----- MATERIALS PROVIDED -----
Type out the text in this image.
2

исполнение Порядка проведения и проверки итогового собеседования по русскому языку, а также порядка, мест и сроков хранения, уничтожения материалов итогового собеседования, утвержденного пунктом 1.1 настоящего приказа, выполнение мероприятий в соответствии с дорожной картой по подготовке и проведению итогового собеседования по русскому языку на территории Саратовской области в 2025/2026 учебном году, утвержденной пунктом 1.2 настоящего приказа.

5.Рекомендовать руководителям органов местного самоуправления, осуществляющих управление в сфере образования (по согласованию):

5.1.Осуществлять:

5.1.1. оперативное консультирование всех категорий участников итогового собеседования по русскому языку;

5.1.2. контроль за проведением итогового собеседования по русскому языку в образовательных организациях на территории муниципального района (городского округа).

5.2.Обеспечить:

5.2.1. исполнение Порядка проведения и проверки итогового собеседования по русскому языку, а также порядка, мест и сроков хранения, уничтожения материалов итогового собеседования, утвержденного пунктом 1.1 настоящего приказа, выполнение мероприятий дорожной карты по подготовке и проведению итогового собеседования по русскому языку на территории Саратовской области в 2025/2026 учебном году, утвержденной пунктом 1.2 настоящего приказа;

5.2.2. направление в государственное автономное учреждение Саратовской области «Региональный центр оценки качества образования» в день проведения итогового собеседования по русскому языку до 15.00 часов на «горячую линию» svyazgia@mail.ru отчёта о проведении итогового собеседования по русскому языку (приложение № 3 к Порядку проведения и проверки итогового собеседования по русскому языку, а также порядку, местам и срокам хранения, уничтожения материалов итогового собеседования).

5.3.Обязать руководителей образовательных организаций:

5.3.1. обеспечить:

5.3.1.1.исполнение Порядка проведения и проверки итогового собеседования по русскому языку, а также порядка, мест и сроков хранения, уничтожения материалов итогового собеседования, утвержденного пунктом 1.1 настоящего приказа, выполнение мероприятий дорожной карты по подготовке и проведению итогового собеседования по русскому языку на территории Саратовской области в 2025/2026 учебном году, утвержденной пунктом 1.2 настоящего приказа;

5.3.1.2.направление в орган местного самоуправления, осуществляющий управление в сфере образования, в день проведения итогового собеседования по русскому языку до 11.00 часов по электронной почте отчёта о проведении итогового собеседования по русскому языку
-----
----- MATERIALS PROVIDED -----
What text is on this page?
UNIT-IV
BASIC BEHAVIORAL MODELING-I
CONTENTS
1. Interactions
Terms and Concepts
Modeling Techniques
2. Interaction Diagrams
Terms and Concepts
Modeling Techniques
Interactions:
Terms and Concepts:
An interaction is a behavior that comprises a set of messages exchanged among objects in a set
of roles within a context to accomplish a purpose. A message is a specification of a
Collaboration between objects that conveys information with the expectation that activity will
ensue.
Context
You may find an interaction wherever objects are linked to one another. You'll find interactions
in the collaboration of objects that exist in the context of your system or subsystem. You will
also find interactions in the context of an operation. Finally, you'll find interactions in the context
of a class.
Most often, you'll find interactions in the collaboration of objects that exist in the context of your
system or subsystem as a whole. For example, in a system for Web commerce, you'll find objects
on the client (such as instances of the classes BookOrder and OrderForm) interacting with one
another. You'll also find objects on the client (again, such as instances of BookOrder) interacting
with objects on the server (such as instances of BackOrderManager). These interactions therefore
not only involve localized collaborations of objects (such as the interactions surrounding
-----
- WHAT TO WORK ON
Give the number of lines in the material above that have the word "самоуправления" in them, and nothing more.

- RESPONSE TO THE TASK
2